* **Prompt**
The listing below should be copied in full, word for word.

* **Available records**
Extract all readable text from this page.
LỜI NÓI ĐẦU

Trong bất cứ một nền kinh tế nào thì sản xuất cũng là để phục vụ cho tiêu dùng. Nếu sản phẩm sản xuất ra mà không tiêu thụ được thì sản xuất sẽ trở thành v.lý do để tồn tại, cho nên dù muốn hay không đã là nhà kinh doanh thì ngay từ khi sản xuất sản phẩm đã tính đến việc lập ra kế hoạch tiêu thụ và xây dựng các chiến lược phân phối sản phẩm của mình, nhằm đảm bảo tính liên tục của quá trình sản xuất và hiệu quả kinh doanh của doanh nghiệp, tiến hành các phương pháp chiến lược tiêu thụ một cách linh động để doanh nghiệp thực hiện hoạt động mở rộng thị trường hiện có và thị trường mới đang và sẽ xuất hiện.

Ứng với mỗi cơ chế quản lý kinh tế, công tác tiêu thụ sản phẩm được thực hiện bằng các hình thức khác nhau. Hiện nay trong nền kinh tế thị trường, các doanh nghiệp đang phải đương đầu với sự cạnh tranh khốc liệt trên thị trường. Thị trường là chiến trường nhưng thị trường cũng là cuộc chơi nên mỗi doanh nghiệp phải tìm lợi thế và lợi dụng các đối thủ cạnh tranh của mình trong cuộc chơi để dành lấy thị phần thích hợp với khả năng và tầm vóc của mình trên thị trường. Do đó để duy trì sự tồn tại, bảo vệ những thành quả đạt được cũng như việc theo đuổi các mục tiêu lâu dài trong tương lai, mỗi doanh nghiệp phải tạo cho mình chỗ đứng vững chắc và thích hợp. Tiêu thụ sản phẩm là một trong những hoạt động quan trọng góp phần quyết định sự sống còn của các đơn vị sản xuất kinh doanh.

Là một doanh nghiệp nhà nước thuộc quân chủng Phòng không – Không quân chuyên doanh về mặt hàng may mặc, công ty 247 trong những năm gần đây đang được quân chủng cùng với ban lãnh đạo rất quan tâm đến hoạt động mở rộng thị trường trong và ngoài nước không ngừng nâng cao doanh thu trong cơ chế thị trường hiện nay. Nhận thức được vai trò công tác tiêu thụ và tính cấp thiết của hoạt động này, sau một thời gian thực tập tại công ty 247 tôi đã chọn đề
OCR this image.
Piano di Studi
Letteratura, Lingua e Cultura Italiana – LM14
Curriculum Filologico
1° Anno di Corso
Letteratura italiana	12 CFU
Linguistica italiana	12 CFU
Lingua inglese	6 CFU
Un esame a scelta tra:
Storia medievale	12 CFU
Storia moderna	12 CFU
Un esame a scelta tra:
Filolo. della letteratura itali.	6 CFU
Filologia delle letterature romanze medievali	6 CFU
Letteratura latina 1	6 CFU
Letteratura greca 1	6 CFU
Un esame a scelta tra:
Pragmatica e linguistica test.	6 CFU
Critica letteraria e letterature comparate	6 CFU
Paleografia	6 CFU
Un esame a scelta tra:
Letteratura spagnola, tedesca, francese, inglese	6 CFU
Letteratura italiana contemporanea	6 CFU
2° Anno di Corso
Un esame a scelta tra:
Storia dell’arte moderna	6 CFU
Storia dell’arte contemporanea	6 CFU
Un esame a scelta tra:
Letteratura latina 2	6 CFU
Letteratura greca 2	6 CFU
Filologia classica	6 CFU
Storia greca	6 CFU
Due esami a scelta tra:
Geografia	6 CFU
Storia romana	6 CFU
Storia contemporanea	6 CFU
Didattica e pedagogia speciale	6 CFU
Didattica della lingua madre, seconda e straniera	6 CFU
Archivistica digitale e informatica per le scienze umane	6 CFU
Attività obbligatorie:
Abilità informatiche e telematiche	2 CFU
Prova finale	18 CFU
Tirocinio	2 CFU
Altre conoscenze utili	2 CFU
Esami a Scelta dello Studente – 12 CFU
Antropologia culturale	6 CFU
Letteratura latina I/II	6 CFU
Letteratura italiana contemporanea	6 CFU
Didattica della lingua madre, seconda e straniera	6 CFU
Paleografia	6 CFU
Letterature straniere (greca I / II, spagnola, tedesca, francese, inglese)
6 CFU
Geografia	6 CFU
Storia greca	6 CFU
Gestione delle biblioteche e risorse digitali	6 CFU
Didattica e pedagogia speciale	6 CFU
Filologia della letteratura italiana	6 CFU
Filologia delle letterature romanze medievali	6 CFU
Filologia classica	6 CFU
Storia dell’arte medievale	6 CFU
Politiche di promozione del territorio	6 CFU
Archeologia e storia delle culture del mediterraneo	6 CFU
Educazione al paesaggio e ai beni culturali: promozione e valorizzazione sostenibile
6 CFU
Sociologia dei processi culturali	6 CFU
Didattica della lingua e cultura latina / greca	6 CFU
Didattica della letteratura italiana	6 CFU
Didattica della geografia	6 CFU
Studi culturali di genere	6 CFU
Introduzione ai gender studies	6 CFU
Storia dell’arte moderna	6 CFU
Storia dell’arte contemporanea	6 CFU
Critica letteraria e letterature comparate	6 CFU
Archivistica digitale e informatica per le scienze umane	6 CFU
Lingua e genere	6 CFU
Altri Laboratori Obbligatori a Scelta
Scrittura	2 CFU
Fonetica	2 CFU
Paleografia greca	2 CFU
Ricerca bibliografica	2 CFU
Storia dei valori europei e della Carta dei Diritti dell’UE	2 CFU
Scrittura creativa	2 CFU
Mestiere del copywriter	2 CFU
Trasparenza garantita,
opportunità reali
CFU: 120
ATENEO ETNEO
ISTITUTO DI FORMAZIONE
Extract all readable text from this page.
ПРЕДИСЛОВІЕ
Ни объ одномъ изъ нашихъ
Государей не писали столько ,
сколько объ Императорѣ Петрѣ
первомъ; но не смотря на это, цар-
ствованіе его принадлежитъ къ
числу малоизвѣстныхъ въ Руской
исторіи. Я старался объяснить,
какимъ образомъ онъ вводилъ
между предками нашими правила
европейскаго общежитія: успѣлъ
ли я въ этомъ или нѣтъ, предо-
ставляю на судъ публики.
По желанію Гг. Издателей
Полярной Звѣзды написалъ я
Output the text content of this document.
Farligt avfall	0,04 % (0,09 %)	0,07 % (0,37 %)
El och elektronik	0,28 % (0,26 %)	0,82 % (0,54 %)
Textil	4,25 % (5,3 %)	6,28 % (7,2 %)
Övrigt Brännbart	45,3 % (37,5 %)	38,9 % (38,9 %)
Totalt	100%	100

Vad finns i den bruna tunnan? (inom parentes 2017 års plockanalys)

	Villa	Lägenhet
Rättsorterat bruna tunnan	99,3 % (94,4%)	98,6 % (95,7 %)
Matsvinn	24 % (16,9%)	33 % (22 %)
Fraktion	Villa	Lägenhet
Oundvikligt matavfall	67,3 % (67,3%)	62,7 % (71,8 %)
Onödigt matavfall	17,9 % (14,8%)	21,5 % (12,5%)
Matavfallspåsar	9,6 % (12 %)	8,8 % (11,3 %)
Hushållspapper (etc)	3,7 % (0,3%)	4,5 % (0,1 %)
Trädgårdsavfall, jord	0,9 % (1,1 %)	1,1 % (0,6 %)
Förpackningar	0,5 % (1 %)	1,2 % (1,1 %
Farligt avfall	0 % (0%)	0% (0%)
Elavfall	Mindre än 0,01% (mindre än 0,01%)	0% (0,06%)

* **Solution**
Extract all readable text from this page.
LỜI NÓI ĐẦU

Trong bất cứ một nền kinh tế nào thì sản xuất cũng là để phục vụ cho tiêu dùng. Nếu sản phẩm sản xuất ra mà không tiêu thụ được thì sản xuất sẽ trở thành v.lý do để tồn tại, cho nên dù muốn hay không đã là nhà kinh doanh thì ngay từ khi sản xuất sản phẩm đã tính đến việc lập ra kế hoạch tiêu thụ và xây dựng các chiến lược phân phối sản phẩm của mình, nhằm đảm bảo tính liên tục của quá trình sản xuất và hiệu quả kinh doanh của doanh nghiệp, tiến hành các phương pháp chiến lược tiêu thụ một cách linh động để doanh nghiệp thực hiện hoạt động mở rộng thị trường hiện có và thị trường mới đang và sẽ xuất hiện.

Ứng với mỗi cơ chế quản lý kinh tế, công tác tiêu thụ sản phẩm được thực hiện bằng các hình thức khác nhau. Hiện nay trong nền kinh tế thị trường, các doanh nghiệp đang phải đương đầu với sự cạnh tranh khốc liệt trên thị trường. Thị trường là chiến trường nhưng thị trường cũng là cuộc chơi nên mỗi doanh nghiệp phải tìm lợi thế và lợi dụng các đối thủ cạnh tranh của mình trong cuộc chơi để dành lấy thị phần thích hợp với khả năng và tầm vóc của mình trên thị trường. Do đó để duy trì sự tồn tại, bảo vệ những thành quả đạt được cũng như việc theo đuổi các mục tiêu lâu dài trong tương lai, mỗi doanh nghiệp phải tạo cho mình chỗ đứng vững chắc và thích hợp. Tiêu thụ sản phẩm là một trong những hoạt động quan trọng góp phần quyết định sự sống còn của các đơn vị sản xuất kinh doanh.

Là một doanh nghiệp nhà nước thuộc quân chủng Phòng không – Không quân chuyên doanh về mặt hàng may mặc, công ty 247 trong những năm gần đây đang được quân chủng cùng với ban lãnh đạo rất quan tâm đến hoạt động mở rộng thị trường trong và ngoài nước không ngừng nâng cao doanh thu trong cơ chế thị trường hiện nay. Nhận thức được vai trò công tác tiêu thụ và tính cấp thiết của hoạt động này, sau một thời gian thực tập tại công ty 247 tôi đã chọn đề
OCR this image.
Piano di Studi
Letteratura, Lingua e Cultura Italiana – LM14
Curriculum Filologico
1° Anno di Corso
Letteratura italiana	12 CFU
Linguistica italiana	12 CFU
Lingua inglese	6 CFU
Un esame a scelta tra:
Storia medievale	12 CFU
Storia moderna	12 CFU
Un esame a scelta tra:
Filolo. della letteratura itali.	6 CFU
Filologia delle letterature romanze medievali	6 CFU
Letteratura latina 1	6 CFU
Letteratura greca 1	6 CFU
Un esame a scelta tra:
Pragmatica e linguistica test.	6 CFU
Critica letteraria e letterature comparate	6 CFU
Paleografia	6 CFU
Un esame a scelta tra:
Letteratura spagnola, tedesca, francese, inglese	6 CFU
Letteratura italiana contemporanea	6 CFU
2° Anno di Corso
Un esame a scelta tra:
Storia dell’arte moderna	6 CFU
Storia dell’arte contemporanea	6 CFU
Un esame a scelta tra:
Letteratura latina 2	6 CFU
Letteratura greca 2	6 CFU
Filologia classica	6 CFU
Storia greca	6 CFU
Due esami a scelta tra:
Geografia	6 CFU
Storia romana	6 CFU
Storia contemporanea	6 CFU
Didattica e pedagogia speciale	6 CFU
Didattica della lingua madre, seconda e straniera	6 CFU
Archivistica digitale e informatica per le scienze umane	6 CFU
Attività obbligatorie:
Abilità informatiche e telematiche	2 CFU
Prova finale	18 CFU
Tirocinio	2 CFU
Altre conoscenze utili	2 CFU
Esami a Scelta dello Studente – 12 CFU
Antropologia culturale	6 CFU
Letteratura latina I/II	6 CFU
Letteratura italiana contemporanea	6 CFU
Didattica della lingua madre, seconda e straniera	6 CFU
Paleografia	6 CFU
Letterature straniere (greca I / II, spagnola, tedesca, francese, inglese)
6 CFU
Geografia	6 CFU
Storia greca	6 CFU
Gestione delle biblioteche e risorse digitali	6 CFU
Didattica e pedagogia speciale	6 CFU
Filologia della letteratura italiana	6 CFU
Filologia delle letterature romanze medievali	6 CFU
Filologia classica	6 CFU
Storia dell’arte medievale	6 CFU
Politiche di promozione del territorio	6 CFU
Archeologia e storia delle culture del mediterraneo	6 CFU
Educazione al paesaggio e ai beni culturali: promozione e valorizzazione sostenibile
6 CFU
Sociologia dei processi culturali	6 CFU
Didattica della lingua e cultura latina / greca	6 CFU
Didattica della letteratura italiana	6 CFU
Didattica della geografia	6 CFU
Studi culturali di genere	6 CFU
Introduzione ai gender studies	6 CFU
Storia dell’arte moderna	6 CFU
Storia dell’arte contemporanea	6 CFU
Critica letteraria e letterature comparate	6 CFU
Archivistica digitale e informatica per le scienze umane	6 CFU
Lingua e genere	6 CFU
Altri Laboratori Obbligatori a Scelta
Scrittura	2 CFU
Fonetica	2 CFU
Paleografia greca	2 CFU
Ricerca bibliografica	2 CFU
Storia dei valori europei e della Carta dei Diritti dell’UE	2 CFU
Scrittura creativa	2 CFU
Mestiere del copywriter	2 CFU
Trasparenza garantita,
opportunità reali
CFU: 120
ATENEO ETNEO
ISTITUTO DI FORMAZIONE
Extract all readable text from this page.
ПРЕДИСЛОВІЕ
Ни объ одномъ изъ нашихъ
Государей не писали столько ,
сколько объ Императорѣ Петрѣ
первомъ; но не смотря на это, цар-
ствованіе его принадлежитъ къ
числу малоизвѣстныхъ въ Руской
исторіи. Я старался объяснить,
какимъ образомъ онъ вводилъ
между предками нашими правила
европейскаго общежитія: успѣлъ
ли я въ этомъ или нѣтъ, предо-
ставляю на судъ публики.
По желанію Гг. Издателей
Полярной Звѣзды написалъ я
Output the text content of this document.
Farligt avfall	0,04 % (0,09 %)	0,07 % (0,37 %)
El och elektronik	0,28 % (0,26 %)	0,82 % (0,54 %)
Textil	4,25 % (5,3 %)	6,28 % (7,2 %)
Övrigt Brännbart	45,3 % (37,5 %)	38,9 % (38,9 %)
Totalt	100%	100

Vad finns i den bruna tunnan? (inom parentes 2017 års plockanalys)

	Villa	Lägenhet
Rättsorterat bruna tunnan	99,3 % (94,4%)	98,6 % (95,7 %)
Matsvinn	24 % (16,9%)	33 % (22 %)
Fraktion	Villa	Lägenhet
Oundvikligt matavfall	67,3 % (67,3%)	62,7 % (71,8 %)
Onödigt matavfall	17,9 % (14,8%)	21,5 % (12,5%)
Matavfallspåsar	9,6 % (12 %)	8,8 % (11,3 %)
Hushållspapper (etc)	3,7 % (0,3%)	4,5 % (0,1 %)
Trädgårdsavfall, jord	0,9 % (1,1 %)	1,1 % (0,6 %)
Förpackningar	0,5 % (1 %)	1,2 % (1,1 %
Farligt avfall	0 % (0%)	0% (0%)
Elavfall	Mindre än 0,01% (mindre än 0,01%)	0% (0,06%)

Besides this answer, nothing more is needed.